Stored records:
= = = =

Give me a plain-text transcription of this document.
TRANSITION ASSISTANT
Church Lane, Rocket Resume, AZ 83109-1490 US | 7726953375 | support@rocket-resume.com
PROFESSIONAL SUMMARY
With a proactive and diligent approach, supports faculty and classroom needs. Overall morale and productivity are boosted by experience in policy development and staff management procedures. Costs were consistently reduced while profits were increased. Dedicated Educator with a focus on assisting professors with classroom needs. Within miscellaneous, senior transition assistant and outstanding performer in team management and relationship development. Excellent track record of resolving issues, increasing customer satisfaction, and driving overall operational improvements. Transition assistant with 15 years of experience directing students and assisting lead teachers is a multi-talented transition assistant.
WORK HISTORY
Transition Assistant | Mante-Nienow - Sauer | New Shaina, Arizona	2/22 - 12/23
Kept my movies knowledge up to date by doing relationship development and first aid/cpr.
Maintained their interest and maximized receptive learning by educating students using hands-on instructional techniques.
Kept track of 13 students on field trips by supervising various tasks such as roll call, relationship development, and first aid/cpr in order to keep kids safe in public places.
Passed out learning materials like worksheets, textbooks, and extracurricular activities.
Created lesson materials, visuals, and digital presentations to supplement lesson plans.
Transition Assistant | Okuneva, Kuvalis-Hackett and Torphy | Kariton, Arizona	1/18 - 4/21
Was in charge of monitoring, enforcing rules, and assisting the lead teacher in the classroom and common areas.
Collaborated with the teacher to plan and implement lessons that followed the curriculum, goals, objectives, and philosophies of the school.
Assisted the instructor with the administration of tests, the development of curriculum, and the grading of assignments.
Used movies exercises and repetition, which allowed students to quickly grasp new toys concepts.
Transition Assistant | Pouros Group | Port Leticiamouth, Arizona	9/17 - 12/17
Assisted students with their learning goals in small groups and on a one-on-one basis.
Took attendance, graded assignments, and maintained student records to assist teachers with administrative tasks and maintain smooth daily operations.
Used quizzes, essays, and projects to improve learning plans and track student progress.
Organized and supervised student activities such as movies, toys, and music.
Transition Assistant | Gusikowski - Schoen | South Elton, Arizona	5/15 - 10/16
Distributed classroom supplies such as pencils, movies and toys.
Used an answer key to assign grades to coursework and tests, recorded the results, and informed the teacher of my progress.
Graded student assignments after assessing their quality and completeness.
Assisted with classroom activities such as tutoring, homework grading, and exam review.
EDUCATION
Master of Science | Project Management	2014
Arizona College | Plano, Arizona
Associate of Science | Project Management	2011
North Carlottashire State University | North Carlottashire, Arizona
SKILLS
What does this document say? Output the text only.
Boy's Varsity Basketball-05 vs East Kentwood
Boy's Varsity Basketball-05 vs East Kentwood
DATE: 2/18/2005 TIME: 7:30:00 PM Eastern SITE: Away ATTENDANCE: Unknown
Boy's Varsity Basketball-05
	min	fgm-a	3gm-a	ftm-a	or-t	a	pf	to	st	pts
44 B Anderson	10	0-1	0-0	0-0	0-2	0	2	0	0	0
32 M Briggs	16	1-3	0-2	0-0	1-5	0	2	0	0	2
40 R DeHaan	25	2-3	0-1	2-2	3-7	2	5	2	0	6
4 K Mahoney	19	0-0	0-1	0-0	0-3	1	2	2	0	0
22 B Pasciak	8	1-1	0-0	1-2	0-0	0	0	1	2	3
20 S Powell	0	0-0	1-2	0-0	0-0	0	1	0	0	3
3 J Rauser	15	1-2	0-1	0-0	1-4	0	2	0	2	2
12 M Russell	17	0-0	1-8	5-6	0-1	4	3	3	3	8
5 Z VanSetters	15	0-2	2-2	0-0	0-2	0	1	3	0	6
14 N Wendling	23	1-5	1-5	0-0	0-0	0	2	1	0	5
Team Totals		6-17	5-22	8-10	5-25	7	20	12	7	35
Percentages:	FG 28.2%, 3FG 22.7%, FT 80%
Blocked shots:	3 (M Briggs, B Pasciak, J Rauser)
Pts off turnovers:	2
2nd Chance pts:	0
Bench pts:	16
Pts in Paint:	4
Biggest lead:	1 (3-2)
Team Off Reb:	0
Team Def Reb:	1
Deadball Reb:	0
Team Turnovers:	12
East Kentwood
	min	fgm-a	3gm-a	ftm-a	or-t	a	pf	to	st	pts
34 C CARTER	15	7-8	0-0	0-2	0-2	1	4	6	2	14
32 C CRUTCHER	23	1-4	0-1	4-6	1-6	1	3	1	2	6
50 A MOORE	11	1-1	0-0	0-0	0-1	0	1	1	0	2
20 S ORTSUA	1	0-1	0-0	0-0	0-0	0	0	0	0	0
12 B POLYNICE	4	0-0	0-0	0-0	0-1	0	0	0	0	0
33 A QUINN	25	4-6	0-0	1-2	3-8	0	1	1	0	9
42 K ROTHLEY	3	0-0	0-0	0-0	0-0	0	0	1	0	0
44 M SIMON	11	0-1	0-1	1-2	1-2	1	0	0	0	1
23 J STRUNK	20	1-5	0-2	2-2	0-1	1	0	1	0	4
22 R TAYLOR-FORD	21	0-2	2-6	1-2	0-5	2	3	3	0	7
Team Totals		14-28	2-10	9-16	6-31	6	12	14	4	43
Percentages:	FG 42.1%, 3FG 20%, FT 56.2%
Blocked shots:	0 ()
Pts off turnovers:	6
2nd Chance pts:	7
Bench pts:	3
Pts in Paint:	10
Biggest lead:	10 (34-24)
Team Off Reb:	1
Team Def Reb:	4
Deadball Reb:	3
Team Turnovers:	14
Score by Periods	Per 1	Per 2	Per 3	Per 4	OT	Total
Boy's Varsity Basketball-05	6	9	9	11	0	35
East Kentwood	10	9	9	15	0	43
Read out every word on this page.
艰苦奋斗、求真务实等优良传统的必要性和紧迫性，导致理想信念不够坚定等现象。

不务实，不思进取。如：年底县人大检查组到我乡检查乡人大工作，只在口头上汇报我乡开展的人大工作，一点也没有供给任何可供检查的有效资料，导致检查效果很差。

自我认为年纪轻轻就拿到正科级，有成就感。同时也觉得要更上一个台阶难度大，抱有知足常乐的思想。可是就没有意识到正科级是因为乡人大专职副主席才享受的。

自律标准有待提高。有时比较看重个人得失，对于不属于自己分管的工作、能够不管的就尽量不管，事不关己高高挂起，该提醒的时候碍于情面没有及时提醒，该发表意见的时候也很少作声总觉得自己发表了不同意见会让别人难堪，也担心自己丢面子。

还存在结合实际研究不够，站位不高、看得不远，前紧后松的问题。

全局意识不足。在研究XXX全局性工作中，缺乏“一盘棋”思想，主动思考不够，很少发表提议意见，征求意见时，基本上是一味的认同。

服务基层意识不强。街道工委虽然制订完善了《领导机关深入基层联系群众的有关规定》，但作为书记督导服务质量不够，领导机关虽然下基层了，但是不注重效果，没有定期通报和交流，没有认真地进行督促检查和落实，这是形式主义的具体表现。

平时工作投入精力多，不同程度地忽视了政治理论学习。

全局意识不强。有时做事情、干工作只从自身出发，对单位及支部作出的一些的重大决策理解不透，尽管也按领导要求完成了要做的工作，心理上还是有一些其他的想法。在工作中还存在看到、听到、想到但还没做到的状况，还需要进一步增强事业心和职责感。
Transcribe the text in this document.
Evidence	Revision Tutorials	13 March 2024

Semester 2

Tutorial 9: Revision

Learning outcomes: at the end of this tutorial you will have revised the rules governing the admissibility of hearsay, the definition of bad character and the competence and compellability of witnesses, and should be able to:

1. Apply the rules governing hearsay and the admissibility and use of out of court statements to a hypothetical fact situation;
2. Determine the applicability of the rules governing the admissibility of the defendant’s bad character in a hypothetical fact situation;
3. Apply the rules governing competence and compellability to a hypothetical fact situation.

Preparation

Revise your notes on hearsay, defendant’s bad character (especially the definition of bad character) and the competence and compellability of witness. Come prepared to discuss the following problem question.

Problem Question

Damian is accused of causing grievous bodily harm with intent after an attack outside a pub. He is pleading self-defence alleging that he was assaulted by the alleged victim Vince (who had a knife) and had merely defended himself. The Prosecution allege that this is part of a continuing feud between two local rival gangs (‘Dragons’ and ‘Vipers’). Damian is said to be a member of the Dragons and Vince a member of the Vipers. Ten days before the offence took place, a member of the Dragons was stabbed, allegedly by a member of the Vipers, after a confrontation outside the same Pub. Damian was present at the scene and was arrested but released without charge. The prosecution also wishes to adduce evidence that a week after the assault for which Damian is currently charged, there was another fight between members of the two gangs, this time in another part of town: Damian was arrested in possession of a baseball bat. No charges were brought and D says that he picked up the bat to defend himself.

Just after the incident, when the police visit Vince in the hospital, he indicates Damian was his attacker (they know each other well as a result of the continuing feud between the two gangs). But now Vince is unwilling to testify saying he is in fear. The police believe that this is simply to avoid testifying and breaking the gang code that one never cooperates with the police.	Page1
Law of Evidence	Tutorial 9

= = = =

**PROBLEM DESCRIPTION:**
State the number of lines in the data that include the string "Basketball", and add nothing else.

**RESPONSE BELOW:**
4